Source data
━━━━━━━━━━━━━━━━━━━━━━━━━━━━━━

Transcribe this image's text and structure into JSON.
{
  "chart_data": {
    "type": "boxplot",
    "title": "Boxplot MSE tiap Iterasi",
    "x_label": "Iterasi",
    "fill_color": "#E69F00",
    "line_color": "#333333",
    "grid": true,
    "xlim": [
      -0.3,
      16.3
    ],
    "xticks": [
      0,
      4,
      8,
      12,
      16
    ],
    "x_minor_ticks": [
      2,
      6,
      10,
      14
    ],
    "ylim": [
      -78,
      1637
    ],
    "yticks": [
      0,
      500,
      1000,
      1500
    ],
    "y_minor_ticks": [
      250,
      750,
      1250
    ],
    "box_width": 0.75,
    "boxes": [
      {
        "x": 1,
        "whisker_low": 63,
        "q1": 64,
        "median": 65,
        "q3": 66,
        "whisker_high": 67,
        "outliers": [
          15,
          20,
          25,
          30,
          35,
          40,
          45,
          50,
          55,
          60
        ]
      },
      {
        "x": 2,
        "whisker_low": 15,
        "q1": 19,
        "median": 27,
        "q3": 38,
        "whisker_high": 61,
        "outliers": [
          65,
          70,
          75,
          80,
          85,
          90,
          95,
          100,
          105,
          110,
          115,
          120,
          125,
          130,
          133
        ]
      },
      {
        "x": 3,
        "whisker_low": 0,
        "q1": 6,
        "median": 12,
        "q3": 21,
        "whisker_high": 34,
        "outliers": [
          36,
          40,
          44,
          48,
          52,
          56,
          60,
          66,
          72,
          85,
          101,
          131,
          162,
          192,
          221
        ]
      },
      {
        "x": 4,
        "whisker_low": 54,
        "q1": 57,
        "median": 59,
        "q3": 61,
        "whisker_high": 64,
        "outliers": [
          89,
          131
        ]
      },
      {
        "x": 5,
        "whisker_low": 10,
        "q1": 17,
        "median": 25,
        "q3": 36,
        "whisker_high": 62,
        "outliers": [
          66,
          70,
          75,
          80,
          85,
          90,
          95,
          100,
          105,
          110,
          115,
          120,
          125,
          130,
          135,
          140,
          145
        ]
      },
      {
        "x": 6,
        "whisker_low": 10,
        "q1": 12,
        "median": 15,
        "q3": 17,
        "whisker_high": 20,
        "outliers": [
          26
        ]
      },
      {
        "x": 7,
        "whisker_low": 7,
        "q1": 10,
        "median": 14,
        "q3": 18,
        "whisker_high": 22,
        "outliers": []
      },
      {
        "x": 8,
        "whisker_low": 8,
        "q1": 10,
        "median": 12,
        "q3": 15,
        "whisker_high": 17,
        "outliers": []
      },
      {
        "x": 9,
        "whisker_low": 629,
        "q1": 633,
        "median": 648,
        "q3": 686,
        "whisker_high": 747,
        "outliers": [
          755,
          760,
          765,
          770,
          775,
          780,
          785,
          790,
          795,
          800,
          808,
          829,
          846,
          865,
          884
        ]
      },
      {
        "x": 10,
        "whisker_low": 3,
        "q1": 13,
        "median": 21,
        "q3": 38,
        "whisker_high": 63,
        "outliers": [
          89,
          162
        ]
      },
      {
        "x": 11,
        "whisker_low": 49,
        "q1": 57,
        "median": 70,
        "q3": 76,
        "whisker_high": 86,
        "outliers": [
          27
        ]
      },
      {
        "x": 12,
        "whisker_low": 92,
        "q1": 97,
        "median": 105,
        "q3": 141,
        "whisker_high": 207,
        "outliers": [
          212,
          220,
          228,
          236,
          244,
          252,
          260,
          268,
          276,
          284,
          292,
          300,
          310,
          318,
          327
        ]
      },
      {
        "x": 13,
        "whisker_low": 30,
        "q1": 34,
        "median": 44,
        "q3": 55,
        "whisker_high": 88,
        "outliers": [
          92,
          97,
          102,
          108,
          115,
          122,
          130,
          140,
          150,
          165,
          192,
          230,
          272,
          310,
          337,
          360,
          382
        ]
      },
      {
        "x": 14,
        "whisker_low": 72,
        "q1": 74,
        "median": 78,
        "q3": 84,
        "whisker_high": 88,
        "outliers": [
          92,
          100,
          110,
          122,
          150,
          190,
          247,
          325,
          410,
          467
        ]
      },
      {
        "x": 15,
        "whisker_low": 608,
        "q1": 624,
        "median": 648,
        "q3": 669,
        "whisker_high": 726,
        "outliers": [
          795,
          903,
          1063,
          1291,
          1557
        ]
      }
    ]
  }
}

━━━━━━━━━━━━━━━━━━━━━━━━━━━━━━

# What is being asked:
From the listing above, extract all records word for word.

# Response below:
Transcribe this image's text and structure into JSON.
{
  "chart_data": {
    "type": "boxplot",
    "title": "Boxplot MSE tiap Iterasi",
    "x_label": "Iterasi",
    "fill_color": "#E69F00",
    "line_color": "#333333",
    "grid": true,
    "xlim": [
      -0.3,
      16.3
    ],
    "xticks": [
      0,
      4,
      8,
      12,
      16
    ],
    "x_minor_ticks": [
      2,
      6,
      10,
      14
    ],
    "ylim": [
      -78,
      1637
    ],
    "yticks": [
      0,
      500,
      1000,
      1500
    ],
    "y_minor_ticks": [
      250,
      750,
      1250
    ],
    "box_width": 0.75,
    "boxes": [
      {
        "x": 1,
        "whisker_low": 63,
        "q1": 64,
        "median": 65,
        "q3": 66,
        "whisker_high": 67,
        "outliers": [
          15,
          20,
          25,
          30,
          35,
          40,
          45,
          50,
          55,
          60
        ]
      },
      {
        "x": 2,
        "whisker_low": 15,
        "q1": 19,
        "median": 27,
        "q3": 38,
        "whisker_high": 61,
        "outliers": [
          65,
          70,
          75,
          80,
          85,
          90,
          95,
          100,
          105,
          110,
          115,
          120,
          125,
          130,
          133
        ]
      },
      {
        "x": 3,
        "whisker_low": 0,
        "q1": 6,
        "median": 12,
        "q3": 21,
        "whisker_high": 34,
        "outliers": [
          36,
          40,
          44,
          48,
          52,
          56,
          60,
          66,
          72,
          85,
          101,
          131,
          162,
          192,
          221
        ]
      },
      {
        "x": 4,
        "whisker_low": 54,
        "q1": 57,
        "median": 59,
        "q3": 61,
        "whisker_high": 64,
        "outliers": [
          89,
          131
        ]
      },
      {
        "x": 5,
        "whisker_low": 10,
        "q1": 17,
        "median": 25,
        "q3": 36,
        "whisker_high": 62,
        "outliers": [
          66,
          70,
          75,
          80,
          85,
          90,
          95,
          100,
          105,
          110,
          115,
          120,
          125,
          130,
          135,
          140,
          145
        ]
      },
      {
        "x": 6,
        "whisker_low": 10,
        "q1": 12,
        "median": 15,
        "q3": 17,
        "whisker_high": 20,
        "outliers": [
          26
        ]
      },
      {
        "x": 7,
        "whisker_low": 7,
        "q1": 10,
        "median": 14,
        "q3": 18,
        "whisker_high": 22,
        "outliers": []
      },
      {
        "x": 8,
        "whisker_low": 8,
        "q1": 10,
        "median": 12,
        "q3": 15,
        "whisker_high": 17,
        "outliers": []
      },
      {
        "x": 9,
        "whisker_low": 629,
        "q1": 633,
        "median": 648,
        "q3": 686,
        "whisker_high": 747,
        "outliers": [
          755,
          760,
          765,
          770,
          775,
          780,
          785,
          790,
          795,
          800,
          808,
          829,
          846,
          865,
          884
        ]
      },
      {
        "x": 10,
        "whisker_low": 3,
        "q1": 13,
        "median": 21,
        "q3": 38,
        "whisker_high": 63,
        "outliers": [
          89,
          162
        ]
      },
      {
        "x": 11,
        "whisker_low": 49,
        "q1": 57,
        "median": 70,
        "q3": 76,
        "whisker_high": 86,
        "outliers": [
          27
        ]
      },
      {
        "x": 12,
        "whisker_low": 92,
        "q1": 97,
        "median": 105,
        "q3": 141,
        "whisker_high": 207,
        "outliers": [
          212,
          220,
          228,
          236,
          244,
          252,
          260,
          268,
          276,
          284,
          292,
          300,
          310,
          318,
          327
        ]
      },
      {
        "x": 13,
        "whisker_low": 30,
        "q1": 34,
        "median": 44,
        "q3": 55,
        "whisker_high": 88,
        "outliers": [
          92,
          97,
          102,
          108,
          115,
          122,
          130,
          140,
          150,
          165,
          192,
          230,
          272,
          310,
          337,
          360,
          382
        ]
      },
      {
        "x": 14,
        "whisker_low": 72,
        "q1": 74,
        "median": 78,
        "q3": 84,
        "whisker_high": 88,
        "outliers": [
          92,
          100,
          110,
          122,
          150,
          190,
          247,
          325,
          410,
          467
        ]
      },
      {
        "x": 15,
        "whisker_low": 608,
        "q1": 624,
        "median": 648,
        "q3": 669,
        "whisker_high": 726,
        "outliers": [
          795,
          903,
          1063,
          1291,
          1557
        ]
      }
    ]
  }
}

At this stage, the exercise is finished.